[Dataset listings of figures]

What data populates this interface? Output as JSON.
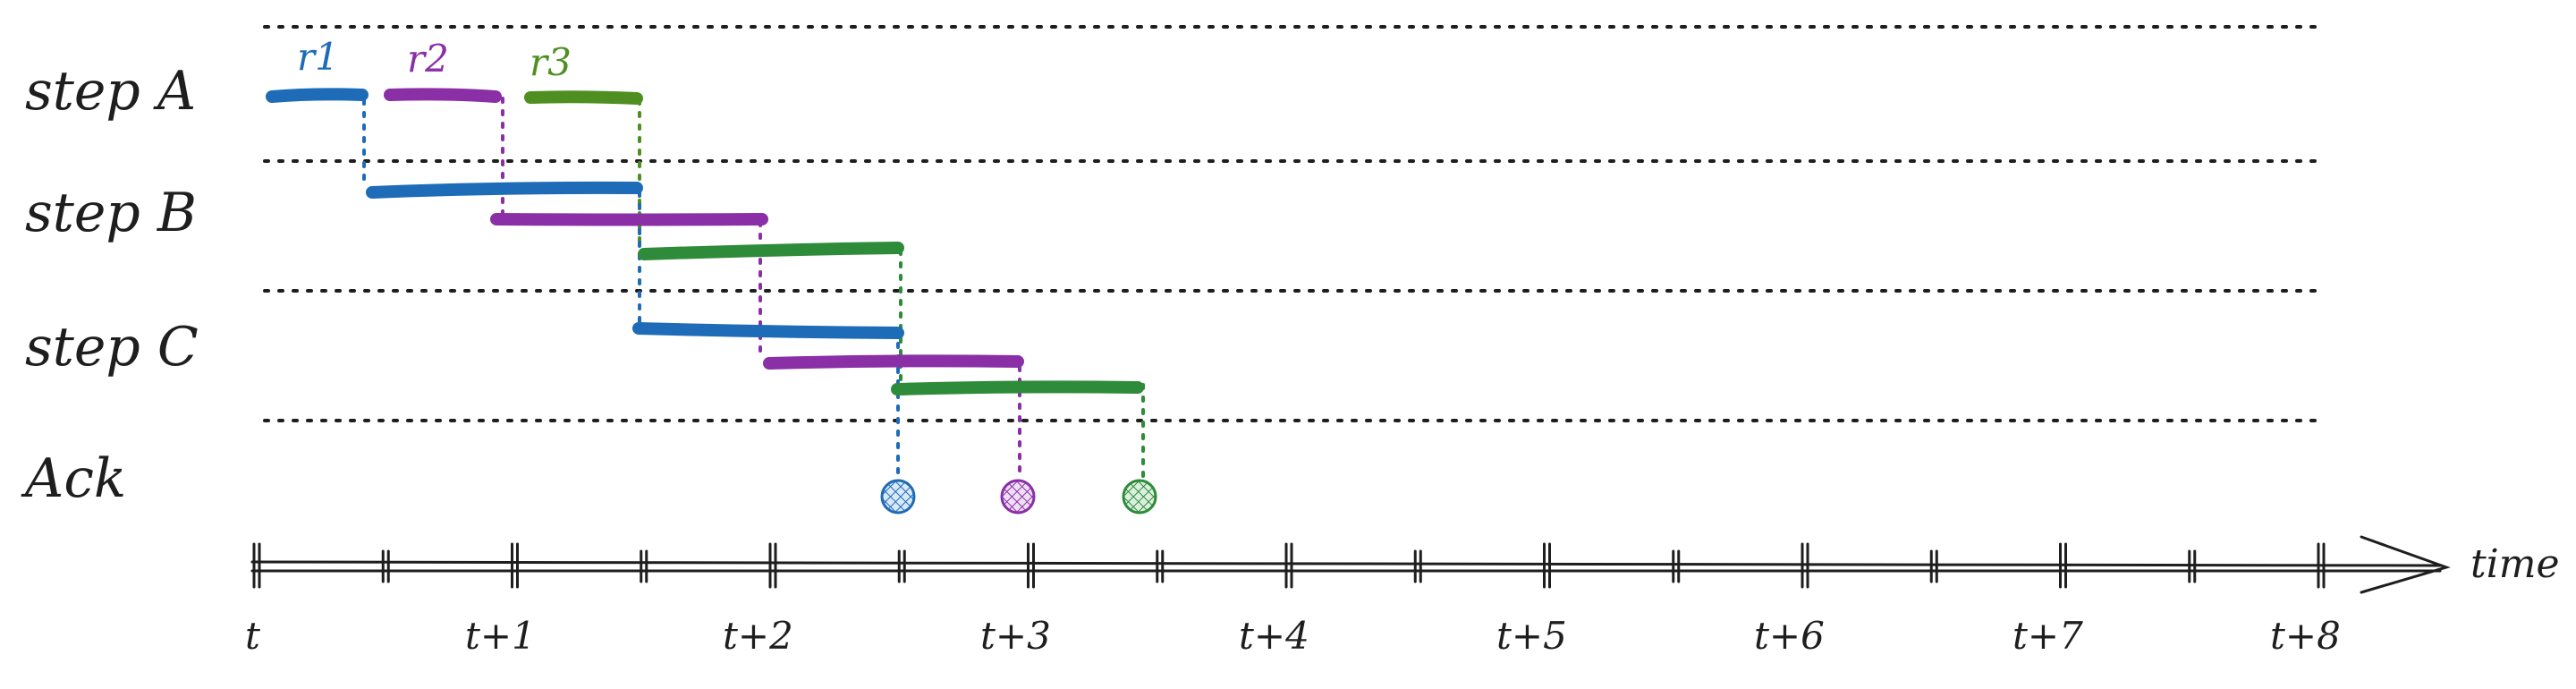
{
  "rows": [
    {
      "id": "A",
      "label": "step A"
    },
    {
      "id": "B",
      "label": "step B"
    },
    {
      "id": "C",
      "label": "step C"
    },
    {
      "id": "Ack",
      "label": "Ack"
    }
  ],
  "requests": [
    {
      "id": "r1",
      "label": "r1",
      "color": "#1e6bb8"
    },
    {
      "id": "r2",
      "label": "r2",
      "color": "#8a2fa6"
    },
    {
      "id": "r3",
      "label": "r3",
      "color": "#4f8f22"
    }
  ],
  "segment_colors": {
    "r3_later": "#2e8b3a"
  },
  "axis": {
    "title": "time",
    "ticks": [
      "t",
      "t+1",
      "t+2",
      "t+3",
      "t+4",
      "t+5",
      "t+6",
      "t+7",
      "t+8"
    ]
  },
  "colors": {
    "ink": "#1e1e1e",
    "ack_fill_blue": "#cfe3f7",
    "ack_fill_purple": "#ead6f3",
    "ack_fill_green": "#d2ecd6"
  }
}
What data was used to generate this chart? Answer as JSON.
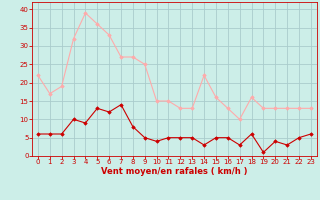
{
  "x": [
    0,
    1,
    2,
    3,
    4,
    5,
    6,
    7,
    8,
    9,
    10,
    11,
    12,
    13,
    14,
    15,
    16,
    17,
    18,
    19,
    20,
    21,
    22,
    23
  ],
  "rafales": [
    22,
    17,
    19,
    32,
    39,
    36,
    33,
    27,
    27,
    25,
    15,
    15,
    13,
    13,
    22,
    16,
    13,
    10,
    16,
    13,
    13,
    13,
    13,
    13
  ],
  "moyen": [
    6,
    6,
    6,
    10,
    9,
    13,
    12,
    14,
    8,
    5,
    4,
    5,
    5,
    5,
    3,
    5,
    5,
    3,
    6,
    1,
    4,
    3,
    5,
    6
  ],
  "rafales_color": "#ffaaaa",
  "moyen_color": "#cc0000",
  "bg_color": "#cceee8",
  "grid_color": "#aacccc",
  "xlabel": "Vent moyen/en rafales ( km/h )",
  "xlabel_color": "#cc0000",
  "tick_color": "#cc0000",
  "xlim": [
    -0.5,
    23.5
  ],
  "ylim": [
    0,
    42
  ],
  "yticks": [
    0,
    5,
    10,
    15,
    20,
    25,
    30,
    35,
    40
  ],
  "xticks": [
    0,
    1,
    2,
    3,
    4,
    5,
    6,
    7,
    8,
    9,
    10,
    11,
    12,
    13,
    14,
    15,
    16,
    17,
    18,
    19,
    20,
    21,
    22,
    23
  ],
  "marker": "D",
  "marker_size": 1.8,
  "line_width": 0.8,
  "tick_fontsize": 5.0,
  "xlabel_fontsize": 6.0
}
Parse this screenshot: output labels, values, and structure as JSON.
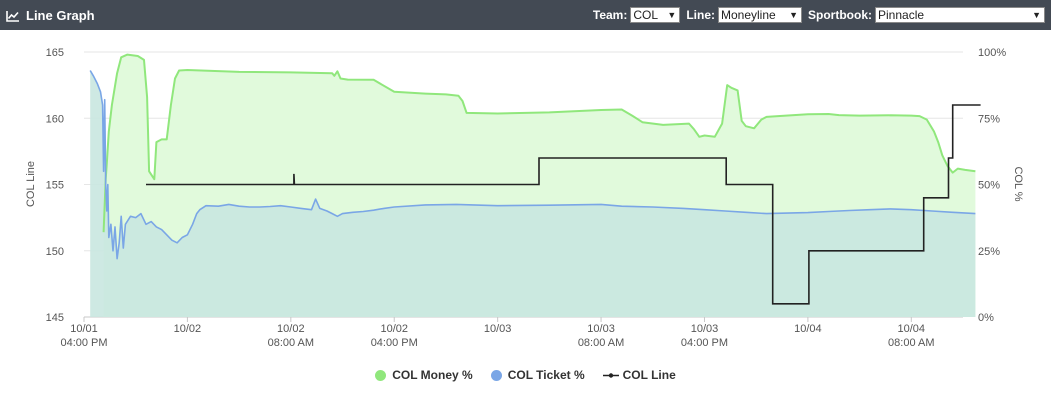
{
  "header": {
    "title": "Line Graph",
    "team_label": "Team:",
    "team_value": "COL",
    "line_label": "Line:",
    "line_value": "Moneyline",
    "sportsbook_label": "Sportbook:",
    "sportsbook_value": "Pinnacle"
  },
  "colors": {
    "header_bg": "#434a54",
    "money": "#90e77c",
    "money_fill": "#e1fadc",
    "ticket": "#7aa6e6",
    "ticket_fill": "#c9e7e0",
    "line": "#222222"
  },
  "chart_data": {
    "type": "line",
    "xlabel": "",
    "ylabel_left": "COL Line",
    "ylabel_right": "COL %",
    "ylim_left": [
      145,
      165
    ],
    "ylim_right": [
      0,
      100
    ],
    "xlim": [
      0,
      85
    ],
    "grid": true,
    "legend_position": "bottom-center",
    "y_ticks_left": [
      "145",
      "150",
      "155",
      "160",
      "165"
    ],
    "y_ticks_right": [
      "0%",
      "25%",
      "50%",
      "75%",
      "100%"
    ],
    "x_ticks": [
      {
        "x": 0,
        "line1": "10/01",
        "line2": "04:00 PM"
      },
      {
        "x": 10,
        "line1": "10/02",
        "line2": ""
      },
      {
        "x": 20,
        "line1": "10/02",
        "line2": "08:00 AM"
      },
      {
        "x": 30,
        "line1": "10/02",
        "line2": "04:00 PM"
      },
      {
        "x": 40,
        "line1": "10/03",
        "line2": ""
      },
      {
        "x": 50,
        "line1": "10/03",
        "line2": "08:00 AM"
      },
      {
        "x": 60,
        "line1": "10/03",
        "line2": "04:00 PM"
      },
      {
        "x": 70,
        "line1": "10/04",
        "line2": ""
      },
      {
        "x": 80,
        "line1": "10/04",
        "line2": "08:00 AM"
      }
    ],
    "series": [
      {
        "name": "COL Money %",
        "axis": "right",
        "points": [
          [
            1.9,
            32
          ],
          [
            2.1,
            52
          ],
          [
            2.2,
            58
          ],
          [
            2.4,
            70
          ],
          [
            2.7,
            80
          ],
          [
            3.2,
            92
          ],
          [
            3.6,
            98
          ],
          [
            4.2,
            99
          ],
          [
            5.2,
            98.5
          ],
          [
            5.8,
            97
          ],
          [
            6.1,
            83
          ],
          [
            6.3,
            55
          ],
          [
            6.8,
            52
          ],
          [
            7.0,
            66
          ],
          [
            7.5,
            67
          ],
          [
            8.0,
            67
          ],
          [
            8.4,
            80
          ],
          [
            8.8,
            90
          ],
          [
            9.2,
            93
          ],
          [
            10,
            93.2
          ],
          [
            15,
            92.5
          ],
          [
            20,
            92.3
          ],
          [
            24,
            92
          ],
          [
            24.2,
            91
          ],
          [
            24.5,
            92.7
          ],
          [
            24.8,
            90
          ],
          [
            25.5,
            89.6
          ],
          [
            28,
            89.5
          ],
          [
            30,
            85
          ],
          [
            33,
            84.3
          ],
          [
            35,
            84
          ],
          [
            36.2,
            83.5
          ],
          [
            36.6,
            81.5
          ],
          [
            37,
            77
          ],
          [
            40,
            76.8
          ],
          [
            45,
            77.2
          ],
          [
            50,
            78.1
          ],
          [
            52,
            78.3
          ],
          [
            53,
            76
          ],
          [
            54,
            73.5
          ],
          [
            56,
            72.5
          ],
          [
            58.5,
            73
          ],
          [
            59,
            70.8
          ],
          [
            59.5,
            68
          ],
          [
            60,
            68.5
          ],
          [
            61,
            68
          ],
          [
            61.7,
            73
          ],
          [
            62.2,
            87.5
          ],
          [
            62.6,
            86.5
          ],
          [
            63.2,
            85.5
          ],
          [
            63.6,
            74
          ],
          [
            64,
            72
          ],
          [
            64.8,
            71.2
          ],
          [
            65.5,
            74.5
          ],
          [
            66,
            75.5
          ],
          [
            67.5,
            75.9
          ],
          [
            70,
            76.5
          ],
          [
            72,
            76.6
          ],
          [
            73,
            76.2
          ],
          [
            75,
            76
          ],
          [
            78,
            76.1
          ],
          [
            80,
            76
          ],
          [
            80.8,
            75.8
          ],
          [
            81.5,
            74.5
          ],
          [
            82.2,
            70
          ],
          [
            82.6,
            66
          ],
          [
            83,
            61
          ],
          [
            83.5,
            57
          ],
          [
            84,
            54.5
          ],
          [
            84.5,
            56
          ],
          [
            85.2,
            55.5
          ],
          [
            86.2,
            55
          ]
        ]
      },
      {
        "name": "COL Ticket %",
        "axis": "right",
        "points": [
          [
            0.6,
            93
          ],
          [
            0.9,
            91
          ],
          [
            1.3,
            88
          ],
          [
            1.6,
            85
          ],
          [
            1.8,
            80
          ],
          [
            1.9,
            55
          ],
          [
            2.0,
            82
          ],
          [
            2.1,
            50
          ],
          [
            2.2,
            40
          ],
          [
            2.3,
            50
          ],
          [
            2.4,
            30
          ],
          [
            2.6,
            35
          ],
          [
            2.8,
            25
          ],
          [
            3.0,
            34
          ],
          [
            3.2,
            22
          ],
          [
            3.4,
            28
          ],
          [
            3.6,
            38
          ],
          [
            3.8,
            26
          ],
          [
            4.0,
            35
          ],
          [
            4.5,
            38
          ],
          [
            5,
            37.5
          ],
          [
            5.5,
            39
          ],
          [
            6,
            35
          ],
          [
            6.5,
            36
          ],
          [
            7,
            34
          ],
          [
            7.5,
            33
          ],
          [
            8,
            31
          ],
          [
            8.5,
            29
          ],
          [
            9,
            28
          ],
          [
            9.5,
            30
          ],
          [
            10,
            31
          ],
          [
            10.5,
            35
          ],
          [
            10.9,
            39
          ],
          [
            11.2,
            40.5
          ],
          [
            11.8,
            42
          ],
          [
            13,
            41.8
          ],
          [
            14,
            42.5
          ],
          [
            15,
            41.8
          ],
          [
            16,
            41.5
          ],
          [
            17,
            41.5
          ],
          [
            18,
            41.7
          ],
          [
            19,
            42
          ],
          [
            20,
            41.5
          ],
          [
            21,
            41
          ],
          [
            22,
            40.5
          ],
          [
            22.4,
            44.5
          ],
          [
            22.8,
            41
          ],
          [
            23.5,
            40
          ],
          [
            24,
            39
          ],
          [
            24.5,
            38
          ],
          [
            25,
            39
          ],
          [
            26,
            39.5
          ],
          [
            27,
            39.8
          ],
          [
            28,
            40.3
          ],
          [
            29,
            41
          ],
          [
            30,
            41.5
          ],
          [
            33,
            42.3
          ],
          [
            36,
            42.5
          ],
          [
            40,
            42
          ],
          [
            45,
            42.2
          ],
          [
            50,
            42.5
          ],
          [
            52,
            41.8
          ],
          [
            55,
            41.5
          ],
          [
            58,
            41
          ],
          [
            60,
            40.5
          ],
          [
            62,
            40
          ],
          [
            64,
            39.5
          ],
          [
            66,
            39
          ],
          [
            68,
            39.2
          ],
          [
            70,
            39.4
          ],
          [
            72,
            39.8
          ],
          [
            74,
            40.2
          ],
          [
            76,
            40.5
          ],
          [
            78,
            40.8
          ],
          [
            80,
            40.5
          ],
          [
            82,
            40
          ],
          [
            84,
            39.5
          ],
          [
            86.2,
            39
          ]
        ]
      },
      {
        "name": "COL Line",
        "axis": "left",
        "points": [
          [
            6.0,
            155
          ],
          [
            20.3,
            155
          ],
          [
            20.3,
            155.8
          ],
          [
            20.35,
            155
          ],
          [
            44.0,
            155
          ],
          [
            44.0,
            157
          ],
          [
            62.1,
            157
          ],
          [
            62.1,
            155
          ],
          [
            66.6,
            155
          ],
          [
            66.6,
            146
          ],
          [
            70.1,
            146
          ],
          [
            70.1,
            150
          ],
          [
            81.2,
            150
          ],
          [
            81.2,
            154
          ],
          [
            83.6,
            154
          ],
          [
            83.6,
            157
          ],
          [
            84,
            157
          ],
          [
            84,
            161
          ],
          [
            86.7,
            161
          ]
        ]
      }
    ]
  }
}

■ STATED GOAL:
Pick out each line containing "this" and report it.

■ THE REPLY:
What data populates this interface? Output as JSON.
What data was used to generate this chart? Answer as JSON.
Parse this screenshot: output labels, values, and structure as JSON.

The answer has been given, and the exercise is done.